┌─ Record set
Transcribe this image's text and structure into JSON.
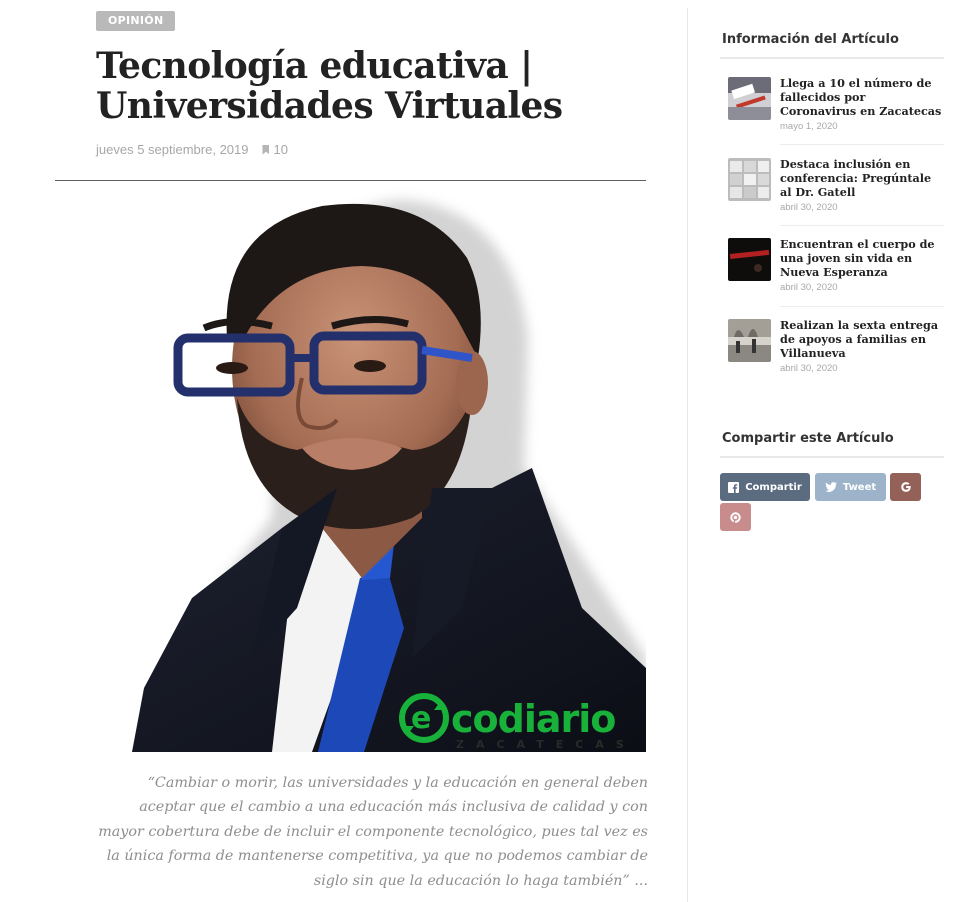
{
  "article": {
    "category": "OPINIÓN",
    "title": "Tecnología educativa | Universidades Virtuales",
    "date": "jueves 5 septiembre, 2019",
    "bookmark_count": "10",
    "quote": "“Cambiar o morir, las universidades y la educación en general deben aceptar que el cambio a una educación más inclusiva de calidad y con mayor cobertura debe de incluir el componente tecnológico, pues tal vez es la única forma de mantenerse competitiva, ya que no podemos cambiar de siglo sin que la educación lo haga también” ...",
    "logo": {
      "main": "codiario",
      "prefix": "e",
      "sub": "ZACATECAS"
    }
  },
  "sidebar": {
    "info_heading": "Información del Artículo",
    "posts": [
      {
        "title": "Llega a 10 el número de fallecidos por Coronavirus en Zacatecas",
        "date": "mayo 1, 2020"
      },
      {
        "title": "Destaca inclusión en conferencia: Pregúntale al Dr. Gatell",
        "date": "abril 30, 2020"
      },
      {
        "title": "Encuentran el cuerpo de una joven sin vida en Nueva Esperanza",
        "date": "abril 30, 2020"
      },
      {
        "title": "Realizan la sexta entrega de apoyos a familias en Villanueva",
        "date": "abril 30, 2020"
      }
    ],
    "share_heading": "Compartir este Artículo",
    "share": {
      "facebook": {
        "label": "Compartir",
        "icon": "facebook-icon",
        "color": "#5b6c80"
      },
      "twitter": {
        "label": "Tweet",
        "icon": "twitter-icon",
        "color": "#9cb3c9"
      },
      "google": {
        "label": "",
        "icon": "google-icon",
        "color": "#946158"
      },
      "pinterest": {
        "label": "",
        "icon": "pinterest-icon",
        "color": "#c98c8c"
      }
    }
  }
}
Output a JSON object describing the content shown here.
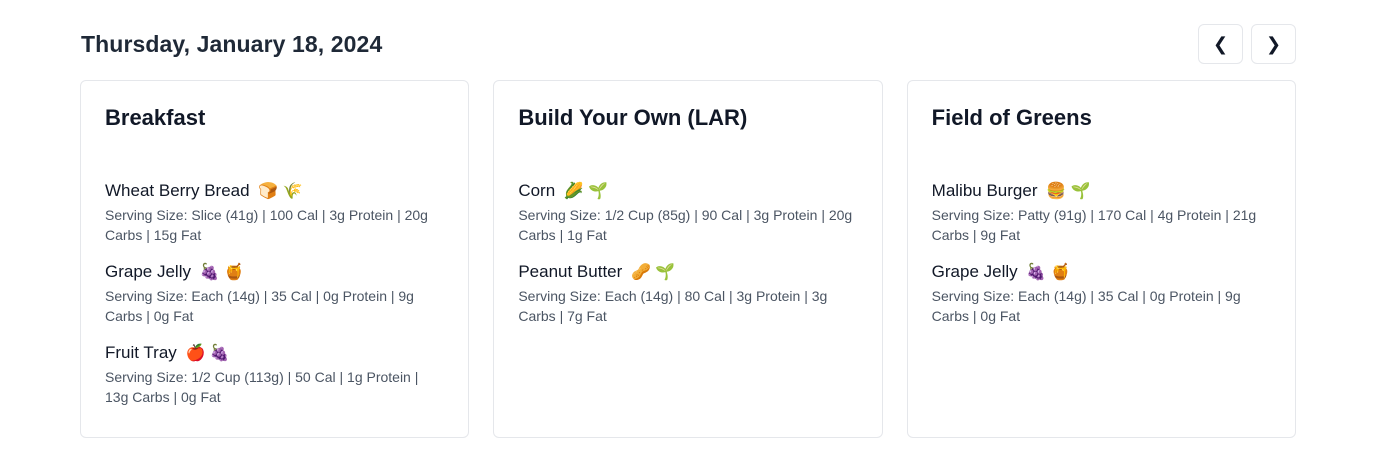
└─
### Exercise instructions
When a picture appears in the material, please pass over it while retyping the rest exactly.

### Solved problem
Transcribe this image's text and structure into JSON.
{
  "article": {
    "category": "OPINIÓN",
    "title": "Tecnología educativa | Universidades Virtuales",
    "date": "jueves 5 septiembre, 2019",
    "bookmark_count": "10",
    "quote": "“Cambiar o morir, las universidades y la educación en general deben aceptar que el cambio a una educación más inclusiva de calidad y con mayor cobertura debe de incluir el componente tecnológico, pues tal vez es la única forma de mantenerse competitiva, ya que no podemos cambiar de siglo sin que la educación lo haga también” ...",
    "logo": {
      "main": "codiario",
      "prefix": "e",
      "sub": "ZACATECAS"
    }
  },
  "sidebar": {
    "info_heading": "Información del Artículo",
    "posts": [
      {
        "title": "Llega a 10 el número de fallecidos por Coronavirus en Zacatecas",
        "date": "mayo 1, 2020"
      },
      {
        "title": "Destaca inclusión en conferencia: Pregúntale al Dr. Gatell",
        "date": "abril 30, 2020"
      },
      {
        "title": "Encuentran el cuerpo de una joven sin vida en Nueva Esperanza",
        "date": "abril 30, 2020"
      },
      {
        "title": "Realizan la sexta entrega de apoyos a familias en Villanueva",
        "date": "abril 30, 2020"
      }
    ],
    "share_heading": "Compartir este Artículo",
    "share": {
      "facebook": {
        "label": "Compartir",
        "icon": "facebook-icon",
        "color": "#5b6c80"
      },
      "twitter": {
        "label": "Tweet",
        "icon": "twitter-icon",
        "color": "#9cb3c9"
      },
      "google": {
        "label": "",
        "icon": "google-icon",
        "color": "#946158"
      },
      "pinterest": {
        "label": "",
        "icon": "pinterest-icon",
        "color": "#c98c8c"
      }
    }
  }
}
Output a JSON object describing the content shown here.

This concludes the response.